## Problem statement
Answer with a single number, the count of lines holding the word "فيها".

===== Entries =====

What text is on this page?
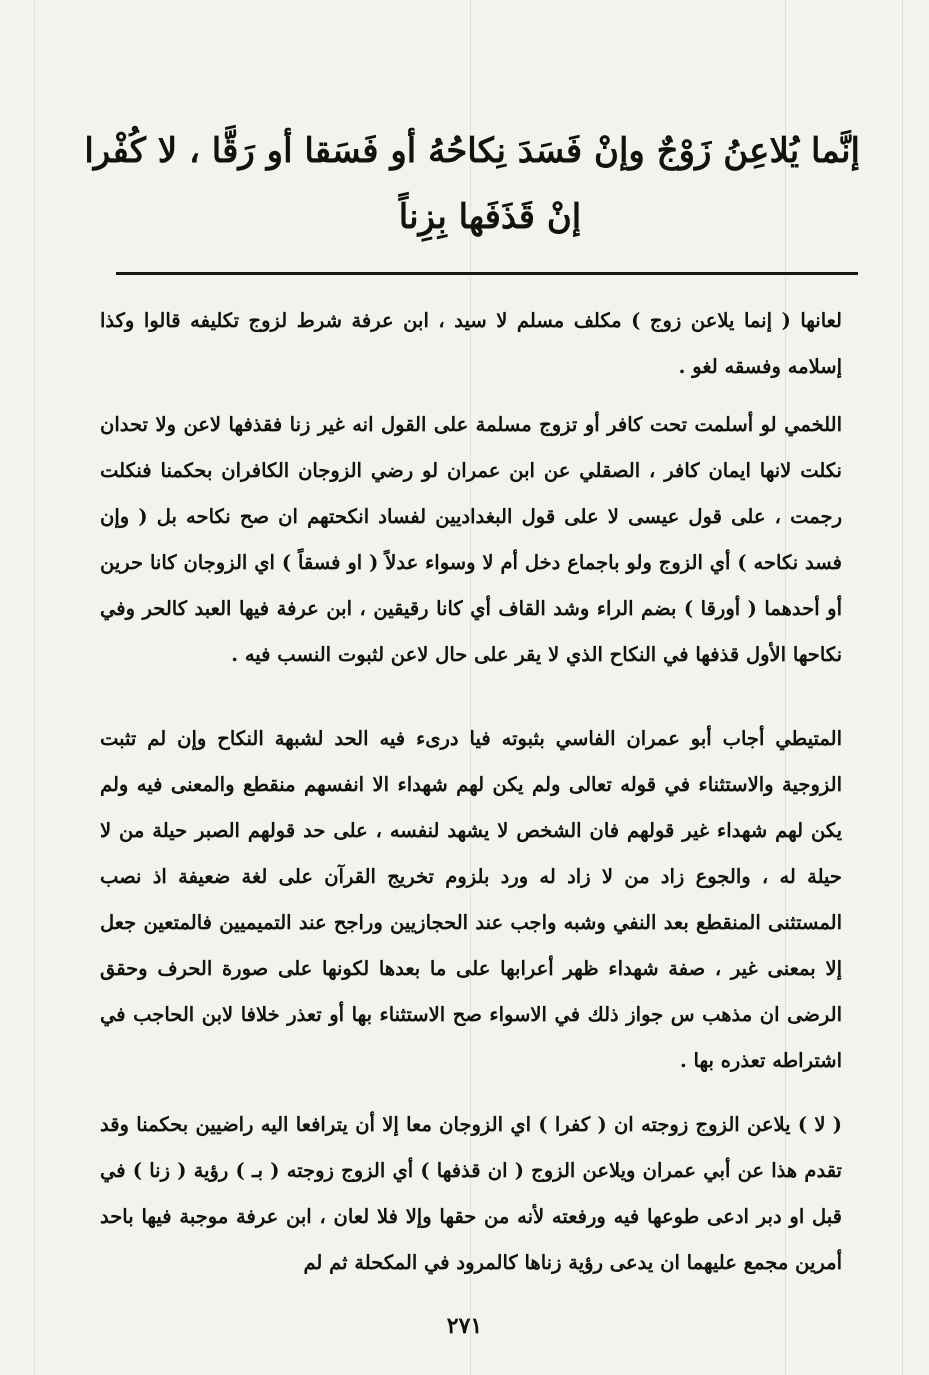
إنَّما يُلاعِنُ زَوْجٌ وإنْ فَسَدَ نِكاحُهُ أو فَسَقا أو رَقَّا ، لا كُفْرا
إنْ قَذَفَها بِزِناً

لعانها ( إنما يلاعن زوج ) مكلف مسلم لا سيد ، ابن عرفة شرط لزوج تكليفه قالوا وكذا إسلامه وفسقه لغو .

اللخمي لو أسلمت تحت كافر أو تزوج مسلمة على القول انه غير زنا فقذفها لاعن ولا تحدان نكلت لانها ايمان كافر ، الصقلي عن ابن عمران لو رضي الزوجان الكافران بحكمنا فنكلت رجمت ، على قول عيسى لا على قول البغداديين لفساد انكحتهم ان صح نكاحه بل ( وإن فسد نكاحه ) أي الزوج ولو باجماع دخل أم لا وسواء عدلاً ( او فسقاً ) اي الزوجان كانا حرين أو أحدهما ( أورقا ) بضم الراء وشد القاف أي كانا رقيقين ، ابن عرفة فيها العبد كالحر وفي نكاحها الأول قذفها في النكاح الذي لا يقر على حال لاعن لثبوت النسب فيه .

المتيطي أجاب أبو عمران الفاسي بثبوته فيا درىء فيه الحد لشبهة النكاح وإن لم تثبت الزوجية والاستثناء في قوله تعالى ولم يكن لهم شهداء الا انفسهم منقطع والمعنى فيه ولم يكن لهم شهداء غير قولهم فان الشخص لا يشهد لنفسه ، على حد قولهم الصبر حيلة من لا حيلة له ، والجوع زاد من لا زاد له ورد بلزوم تخريج القرآن على لغة ضعيفة اذ نصب المستثنى المنقطع بعد النفي وشبه واجب عند الحجازيين وراجح عند التميميين فالمتعين جعل إلا بمعنى غير ، صفة شهداء ظهر أعرابها على ما بعدها لكونها على صورة الحرف وحقق الرضى ان مذهب س جواز ذلك في الاسواء صح الاستثناء بها أو تعذر خلافا لابن الحاجب في اشتراطه تعذره بها .

( لا ) يلاعن الزوج زوجته ان ( كفرا ) اي الزوجان معا إلا أن يترافعا اليه راضيين بحكمنا وقد تقدم هذا عن أبي عمران ويلاعن الزوج ( ان قذفها ) أي الزوج زوجته ( بـ ) رؤية ( زنا ) في قبل او دبر ادعى طوعها فيه ورفعته لأنه من حقها وإلا فلا لعان ، ابن عرفة موجبة فيها باحد أمرين مجمع عليهما ان يدعى رؤية زناها كالمرود في المكحلة ثم لم

٢٧١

=====

## Written solution
2